_LISTED RECORDS_:
┄┄┄┄┄┄┄┄┄┄┄┄┄┄┄┄┄┄┄┄

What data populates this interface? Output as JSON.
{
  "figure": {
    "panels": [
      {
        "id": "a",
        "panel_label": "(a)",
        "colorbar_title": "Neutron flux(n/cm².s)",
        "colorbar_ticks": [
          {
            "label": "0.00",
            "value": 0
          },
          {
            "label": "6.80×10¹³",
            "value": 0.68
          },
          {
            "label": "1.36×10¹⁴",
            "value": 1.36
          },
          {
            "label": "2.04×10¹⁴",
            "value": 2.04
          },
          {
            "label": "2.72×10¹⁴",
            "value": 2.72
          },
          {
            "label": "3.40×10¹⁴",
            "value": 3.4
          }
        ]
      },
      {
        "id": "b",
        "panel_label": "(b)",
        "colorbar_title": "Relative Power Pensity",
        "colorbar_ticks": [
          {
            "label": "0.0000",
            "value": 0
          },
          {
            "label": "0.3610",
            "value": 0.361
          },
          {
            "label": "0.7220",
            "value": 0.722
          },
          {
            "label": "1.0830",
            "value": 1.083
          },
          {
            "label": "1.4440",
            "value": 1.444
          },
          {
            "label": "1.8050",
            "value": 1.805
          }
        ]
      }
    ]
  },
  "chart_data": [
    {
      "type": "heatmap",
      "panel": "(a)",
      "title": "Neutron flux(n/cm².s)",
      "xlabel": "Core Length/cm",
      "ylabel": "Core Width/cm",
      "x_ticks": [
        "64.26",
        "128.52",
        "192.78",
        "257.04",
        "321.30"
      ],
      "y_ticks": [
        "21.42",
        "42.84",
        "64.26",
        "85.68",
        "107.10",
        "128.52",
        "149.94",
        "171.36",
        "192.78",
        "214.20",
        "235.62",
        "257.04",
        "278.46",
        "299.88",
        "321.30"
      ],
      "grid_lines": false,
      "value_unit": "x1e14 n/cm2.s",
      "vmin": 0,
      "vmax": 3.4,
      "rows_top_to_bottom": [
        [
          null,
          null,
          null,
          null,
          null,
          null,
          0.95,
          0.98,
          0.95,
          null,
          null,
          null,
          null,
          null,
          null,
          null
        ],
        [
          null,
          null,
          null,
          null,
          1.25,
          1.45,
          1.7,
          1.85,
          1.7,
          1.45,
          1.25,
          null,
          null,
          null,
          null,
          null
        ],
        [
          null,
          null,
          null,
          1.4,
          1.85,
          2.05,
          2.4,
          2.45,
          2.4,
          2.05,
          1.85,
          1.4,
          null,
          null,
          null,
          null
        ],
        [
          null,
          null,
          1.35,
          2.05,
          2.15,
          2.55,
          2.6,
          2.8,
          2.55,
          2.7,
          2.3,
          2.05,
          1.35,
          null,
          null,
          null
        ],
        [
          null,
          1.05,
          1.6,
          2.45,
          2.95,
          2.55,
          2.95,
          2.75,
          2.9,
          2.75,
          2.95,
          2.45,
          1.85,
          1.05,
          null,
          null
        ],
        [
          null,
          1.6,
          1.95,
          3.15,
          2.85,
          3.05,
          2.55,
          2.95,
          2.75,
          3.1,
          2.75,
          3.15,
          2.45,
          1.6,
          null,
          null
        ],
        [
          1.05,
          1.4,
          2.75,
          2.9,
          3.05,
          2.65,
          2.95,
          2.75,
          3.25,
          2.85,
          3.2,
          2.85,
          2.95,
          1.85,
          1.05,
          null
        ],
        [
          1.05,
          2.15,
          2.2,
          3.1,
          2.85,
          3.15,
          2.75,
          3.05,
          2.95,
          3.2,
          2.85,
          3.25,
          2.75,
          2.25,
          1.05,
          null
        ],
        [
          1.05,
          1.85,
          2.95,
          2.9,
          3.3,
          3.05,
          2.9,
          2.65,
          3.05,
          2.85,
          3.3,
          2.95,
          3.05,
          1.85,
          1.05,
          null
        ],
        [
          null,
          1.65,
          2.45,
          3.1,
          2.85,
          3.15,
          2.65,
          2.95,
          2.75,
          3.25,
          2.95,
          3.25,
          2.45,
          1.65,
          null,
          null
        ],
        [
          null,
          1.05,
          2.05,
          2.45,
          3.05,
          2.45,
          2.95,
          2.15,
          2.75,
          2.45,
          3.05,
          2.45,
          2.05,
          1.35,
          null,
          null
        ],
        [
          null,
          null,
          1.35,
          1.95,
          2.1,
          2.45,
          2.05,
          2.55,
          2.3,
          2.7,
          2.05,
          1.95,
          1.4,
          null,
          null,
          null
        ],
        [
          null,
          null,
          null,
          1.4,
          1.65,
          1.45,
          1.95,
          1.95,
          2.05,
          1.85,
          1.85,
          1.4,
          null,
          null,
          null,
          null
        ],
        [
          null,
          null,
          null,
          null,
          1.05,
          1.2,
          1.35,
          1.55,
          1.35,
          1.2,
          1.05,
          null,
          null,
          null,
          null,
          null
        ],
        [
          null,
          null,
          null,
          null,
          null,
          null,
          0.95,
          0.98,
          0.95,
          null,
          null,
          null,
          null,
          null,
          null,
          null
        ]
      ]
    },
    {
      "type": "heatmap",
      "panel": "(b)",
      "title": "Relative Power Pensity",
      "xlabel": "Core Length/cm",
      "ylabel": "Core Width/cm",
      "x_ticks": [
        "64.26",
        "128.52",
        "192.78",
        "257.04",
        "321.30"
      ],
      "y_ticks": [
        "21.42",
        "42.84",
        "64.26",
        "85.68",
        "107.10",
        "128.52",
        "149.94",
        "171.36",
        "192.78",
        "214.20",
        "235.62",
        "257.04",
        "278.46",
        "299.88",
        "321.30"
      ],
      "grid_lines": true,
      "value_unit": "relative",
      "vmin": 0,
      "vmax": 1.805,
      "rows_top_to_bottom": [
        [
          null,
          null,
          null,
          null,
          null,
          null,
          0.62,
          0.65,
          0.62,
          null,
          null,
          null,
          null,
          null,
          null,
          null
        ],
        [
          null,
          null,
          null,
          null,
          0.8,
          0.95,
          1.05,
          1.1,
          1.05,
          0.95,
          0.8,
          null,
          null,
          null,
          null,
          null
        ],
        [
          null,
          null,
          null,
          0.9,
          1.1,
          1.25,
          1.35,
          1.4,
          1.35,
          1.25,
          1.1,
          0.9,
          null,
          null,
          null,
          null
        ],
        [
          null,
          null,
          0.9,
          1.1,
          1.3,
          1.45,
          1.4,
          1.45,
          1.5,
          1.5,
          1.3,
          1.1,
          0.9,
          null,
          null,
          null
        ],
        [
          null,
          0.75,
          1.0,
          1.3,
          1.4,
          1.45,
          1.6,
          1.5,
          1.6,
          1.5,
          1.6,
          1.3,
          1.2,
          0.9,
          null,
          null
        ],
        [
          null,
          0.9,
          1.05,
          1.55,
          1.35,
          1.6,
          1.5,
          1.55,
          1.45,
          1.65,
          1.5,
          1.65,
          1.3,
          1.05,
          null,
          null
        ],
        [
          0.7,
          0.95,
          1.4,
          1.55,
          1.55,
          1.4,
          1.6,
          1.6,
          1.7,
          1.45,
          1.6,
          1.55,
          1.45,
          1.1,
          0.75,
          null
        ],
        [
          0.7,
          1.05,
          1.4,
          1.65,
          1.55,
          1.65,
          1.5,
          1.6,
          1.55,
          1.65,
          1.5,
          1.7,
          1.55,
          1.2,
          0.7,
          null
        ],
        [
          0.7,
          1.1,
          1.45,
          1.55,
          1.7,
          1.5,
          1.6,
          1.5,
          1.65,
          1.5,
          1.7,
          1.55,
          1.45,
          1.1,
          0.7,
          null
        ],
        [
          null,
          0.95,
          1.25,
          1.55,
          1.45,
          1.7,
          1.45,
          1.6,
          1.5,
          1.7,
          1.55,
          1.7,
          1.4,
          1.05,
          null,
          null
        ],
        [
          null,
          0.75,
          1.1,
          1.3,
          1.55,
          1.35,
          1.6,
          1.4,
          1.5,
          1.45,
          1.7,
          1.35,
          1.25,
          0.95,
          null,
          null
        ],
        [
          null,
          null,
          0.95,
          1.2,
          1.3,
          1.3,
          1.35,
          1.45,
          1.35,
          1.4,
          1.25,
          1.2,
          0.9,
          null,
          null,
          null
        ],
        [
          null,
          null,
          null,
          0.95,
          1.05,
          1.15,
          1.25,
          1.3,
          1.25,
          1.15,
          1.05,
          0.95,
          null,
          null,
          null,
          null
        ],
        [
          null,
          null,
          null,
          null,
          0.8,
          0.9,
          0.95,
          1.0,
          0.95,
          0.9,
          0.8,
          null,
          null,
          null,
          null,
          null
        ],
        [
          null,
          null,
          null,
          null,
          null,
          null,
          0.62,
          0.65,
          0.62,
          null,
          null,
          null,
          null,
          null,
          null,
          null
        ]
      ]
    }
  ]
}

┄┄┄┄┄┄┄┄┄┄┄┄┄┄┄┄┄┄┄┄

Give the count of lines in the listing above that include "Pensity", with no other words.

_FULL ANSWER_: 2